| Stored entries |
________________________
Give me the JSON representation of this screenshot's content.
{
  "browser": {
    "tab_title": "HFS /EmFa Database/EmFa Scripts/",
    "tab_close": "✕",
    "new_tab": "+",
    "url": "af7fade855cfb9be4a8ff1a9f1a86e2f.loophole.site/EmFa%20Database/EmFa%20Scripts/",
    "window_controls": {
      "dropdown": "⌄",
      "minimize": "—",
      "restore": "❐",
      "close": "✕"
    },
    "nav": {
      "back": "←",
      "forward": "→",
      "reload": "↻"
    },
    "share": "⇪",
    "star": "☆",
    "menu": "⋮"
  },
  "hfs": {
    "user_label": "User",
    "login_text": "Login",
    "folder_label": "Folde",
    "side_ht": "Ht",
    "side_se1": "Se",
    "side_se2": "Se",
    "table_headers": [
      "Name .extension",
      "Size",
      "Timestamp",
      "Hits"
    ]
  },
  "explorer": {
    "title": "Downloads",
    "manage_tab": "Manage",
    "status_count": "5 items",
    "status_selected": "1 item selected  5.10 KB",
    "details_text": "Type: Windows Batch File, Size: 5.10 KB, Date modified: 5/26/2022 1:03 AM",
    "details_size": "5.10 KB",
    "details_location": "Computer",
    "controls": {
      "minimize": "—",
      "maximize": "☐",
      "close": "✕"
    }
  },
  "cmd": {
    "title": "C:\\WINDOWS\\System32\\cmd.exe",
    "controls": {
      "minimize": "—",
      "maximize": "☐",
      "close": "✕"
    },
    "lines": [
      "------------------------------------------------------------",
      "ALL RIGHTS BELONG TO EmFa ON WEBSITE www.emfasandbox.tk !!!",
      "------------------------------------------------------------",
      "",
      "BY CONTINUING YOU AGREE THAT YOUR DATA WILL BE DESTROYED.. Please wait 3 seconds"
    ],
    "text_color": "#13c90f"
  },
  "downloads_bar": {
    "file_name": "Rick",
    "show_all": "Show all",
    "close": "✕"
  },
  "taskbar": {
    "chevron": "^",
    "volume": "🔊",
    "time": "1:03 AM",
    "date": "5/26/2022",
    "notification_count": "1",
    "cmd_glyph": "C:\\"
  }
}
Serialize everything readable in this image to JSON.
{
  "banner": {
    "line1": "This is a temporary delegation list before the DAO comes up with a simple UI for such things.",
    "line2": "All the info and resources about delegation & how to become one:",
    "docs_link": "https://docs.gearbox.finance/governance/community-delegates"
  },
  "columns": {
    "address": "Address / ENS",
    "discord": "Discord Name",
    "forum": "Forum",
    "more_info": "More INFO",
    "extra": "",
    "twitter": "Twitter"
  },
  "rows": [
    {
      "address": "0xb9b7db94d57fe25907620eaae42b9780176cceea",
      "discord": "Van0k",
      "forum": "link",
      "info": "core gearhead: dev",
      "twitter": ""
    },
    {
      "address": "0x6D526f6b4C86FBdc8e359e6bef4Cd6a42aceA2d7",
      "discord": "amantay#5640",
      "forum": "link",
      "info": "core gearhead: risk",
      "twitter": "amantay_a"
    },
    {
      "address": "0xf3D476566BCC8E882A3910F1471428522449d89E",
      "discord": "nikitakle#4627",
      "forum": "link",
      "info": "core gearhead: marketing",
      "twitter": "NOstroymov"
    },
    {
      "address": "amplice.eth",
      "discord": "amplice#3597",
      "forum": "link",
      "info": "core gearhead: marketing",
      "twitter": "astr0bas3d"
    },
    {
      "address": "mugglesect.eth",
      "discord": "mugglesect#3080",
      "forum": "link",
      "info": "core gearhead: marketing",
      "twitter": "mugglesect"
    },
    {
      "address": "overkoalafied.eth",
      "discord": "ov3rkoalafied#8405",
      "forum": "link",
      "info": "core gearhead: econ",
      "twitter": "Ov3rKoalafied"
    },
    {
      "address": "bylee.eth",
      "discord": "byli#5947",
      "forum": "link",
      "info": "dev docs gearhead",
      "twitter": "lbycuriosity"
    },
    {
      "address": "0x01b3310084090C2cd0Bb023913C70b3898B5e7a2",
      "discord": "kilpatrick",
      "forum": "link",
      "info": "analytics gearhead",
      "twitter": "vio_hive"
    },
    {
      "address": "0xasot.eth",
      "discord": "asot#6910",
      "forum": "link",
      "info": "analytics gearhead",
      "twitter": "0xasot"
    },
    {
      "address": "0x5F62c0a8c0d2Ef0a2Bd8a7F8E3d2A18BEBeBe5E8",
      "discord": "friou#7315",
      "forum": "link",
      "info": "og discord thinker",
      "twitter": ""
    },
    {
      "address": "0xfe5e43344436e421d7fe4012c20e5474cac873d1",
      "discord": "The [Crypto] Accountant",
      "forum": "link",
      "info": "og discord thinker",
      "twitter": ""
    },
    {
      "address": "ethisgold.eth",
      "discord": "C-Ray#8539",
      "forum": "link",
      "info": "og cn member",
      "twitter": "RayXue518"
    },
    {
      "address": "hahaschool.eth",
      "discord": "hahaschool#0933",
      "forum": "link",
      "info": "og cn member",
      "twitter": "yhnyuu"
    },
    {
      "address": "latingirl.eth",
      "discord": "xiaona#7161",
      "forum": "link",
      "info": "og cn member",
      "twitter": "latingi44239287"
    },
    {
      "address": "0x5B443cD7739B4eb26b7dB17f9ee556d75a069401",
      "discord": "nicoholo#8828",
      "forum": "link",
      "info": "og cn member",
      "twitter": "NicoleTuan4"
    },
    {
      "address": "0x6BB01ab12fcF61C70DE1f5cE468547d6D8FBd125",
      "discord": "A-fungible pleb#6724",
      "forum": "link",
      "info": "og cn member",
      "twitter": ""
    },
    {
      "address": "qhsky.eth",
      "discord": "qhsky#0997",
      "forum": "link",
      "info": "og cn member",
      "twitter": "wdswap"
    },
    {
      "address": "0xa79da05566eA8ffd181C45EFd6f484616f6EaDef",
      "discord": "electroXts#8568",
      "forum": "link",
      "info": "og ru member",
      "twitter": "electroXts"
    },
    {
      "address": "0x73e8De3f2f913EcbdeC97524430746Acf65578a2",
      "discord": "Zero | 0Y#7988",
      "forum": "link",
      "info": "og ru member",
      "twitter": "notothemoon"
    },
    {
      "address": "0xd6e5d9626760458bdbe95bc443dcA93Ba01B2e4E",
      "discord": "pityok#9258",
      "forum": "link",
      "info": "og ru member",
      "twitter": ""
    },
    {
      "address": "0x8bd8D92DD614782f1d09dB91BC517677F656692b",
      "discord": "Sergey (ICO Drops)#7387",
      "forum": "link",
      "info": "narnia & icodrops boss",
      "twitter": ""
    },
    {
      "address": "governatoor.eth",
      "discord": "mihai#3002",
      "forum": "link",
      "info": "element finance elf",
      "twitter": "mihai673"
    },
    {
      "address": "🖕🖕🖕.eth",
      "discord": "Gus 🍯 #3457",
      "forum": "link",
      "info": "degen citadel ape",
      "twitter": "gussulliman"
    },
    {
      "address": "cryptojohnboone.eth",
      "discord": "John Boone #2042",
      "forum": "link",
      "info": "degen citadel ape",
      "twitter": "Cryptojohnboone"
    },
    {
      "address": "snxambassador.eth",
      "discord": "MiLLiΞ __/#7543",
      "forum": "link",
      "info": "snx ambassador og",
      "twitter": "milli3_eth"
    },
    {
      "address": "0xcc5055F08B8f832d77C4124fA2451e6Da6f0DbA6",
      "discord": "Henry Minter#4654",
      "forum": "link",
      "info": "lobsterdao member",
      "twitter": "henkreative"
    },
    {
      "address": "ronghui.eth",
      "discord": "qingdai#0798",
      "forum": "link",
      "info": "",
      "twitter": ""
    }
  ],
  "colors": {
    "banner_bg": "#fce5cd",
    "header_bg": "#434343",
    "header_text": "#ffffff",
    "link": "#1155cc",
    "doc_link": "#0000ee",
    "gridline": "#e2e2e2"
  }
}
________________________
Say how many lines of the data include the string "docs". Nothing other than the number should be given.

2